WHAT NEEDS TO BE DONE: How many lines of these records hold the string "this"? Reply with the number alone.

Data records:
● ● ●
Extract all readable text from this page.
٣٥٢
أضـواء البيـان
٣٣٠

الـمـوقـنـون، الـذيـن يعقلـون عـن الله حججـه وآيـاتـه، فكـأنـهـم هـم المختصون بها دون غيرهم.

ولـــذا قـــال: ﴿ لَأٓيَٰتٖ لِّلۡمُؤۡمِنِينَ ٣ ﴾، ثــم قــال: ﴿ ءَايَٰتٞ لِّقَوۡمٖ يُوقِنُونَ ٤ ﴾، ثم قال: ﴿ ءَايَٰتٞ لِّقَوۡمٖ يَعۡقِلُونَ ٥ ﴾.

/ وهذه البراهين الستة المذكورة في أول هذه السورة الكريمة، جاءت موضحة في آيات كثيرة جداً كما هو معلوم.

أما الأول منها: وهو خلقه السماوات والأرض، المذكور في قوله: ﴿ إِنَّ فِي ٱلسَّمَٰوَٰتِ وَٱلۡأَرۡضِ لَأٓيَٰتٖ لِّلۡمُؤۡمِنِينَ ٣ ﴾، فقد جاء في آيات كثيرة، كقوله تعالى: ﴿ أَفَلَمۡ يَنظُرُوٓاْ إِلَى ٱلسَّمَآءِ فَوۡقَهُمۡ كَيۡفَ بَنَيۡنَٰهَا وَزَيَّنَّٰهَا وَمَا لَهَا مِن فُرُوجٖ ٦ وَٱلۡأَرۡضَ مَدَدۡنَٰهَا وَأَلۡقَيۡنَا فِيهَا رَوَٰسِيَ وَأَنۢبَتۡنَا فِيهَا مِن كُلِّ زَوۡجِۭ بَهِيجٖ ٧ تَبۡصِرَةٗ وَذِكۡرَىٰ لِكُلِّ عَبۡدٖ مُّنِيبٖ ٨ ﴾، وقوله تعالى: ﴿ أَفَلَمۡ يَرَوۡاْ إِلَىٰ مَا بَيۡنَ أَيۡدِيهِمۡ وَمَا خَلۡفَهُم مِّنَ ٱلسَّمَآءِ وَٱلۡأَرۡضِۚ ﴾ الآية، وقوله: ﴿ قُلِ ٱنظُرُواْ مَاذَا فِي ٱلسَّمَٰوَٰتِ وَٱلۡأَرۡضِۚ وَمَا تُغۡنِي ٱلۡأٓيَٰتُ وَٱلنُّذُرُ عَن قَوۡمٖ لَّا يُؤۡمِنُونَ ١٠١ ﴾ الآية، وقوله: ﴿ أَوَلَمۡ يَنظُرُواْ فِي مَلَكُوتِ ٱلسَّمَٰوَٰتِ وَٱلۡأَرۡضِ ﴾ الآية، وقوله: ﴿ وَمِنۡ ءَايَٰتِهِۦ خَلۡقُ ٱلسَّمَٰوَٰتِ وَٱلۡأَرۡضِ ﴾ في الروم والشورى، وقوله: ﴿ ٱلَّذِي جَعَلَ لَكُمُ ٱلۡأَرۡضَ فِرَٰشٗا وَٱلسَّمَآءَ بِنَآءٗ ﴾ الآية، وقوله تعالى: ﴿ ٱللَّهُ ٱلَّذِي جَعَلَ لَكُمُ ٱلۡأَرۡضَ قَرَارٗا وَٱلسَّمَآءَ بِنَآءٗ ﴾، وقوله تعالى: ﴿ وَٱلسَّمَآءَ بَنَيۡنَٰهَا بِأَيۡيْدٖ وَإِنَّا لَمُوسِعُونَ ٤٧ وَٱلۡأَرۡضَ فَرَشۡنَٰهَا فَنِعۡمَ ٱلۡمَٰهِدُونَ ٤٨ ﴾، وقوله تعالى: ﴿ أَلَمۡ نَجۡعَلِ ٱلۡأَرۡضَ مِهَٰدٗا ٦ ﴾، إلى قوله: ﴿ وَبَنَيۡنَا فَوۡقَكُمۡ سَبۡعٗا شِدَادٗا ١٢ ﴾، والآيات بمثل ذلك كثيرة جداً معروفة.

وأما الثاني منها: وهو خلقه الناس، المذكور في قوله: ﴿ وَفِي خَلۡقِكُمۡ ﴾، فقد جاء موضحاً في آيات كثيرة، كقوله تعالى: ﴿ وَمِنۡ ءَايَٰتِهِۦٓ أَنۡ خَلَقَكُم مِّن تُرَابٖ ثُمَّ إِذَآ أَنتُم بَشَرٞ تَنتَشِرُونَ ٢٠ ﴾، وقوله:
● ● ●
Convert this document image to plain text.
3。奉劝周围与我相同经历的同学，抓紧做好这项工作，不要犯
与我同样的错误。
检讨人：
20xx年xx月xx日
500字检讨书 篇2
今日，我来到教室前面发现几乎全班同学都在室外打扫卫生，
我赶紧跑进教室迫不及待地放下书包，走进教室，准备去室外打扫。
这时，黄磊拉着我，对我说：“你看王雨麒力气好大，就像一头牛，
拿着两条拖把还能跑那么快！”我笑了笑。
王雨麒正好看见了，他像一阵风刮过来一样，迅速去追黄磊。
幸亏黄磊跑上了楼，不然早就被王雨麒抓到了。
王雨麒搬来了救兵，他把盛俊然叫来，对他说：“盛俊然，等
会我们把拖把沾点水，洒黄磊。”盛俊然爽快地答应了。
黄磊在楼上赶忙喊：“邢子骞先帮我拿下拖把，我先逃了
● ● ●
RESPONSE: 2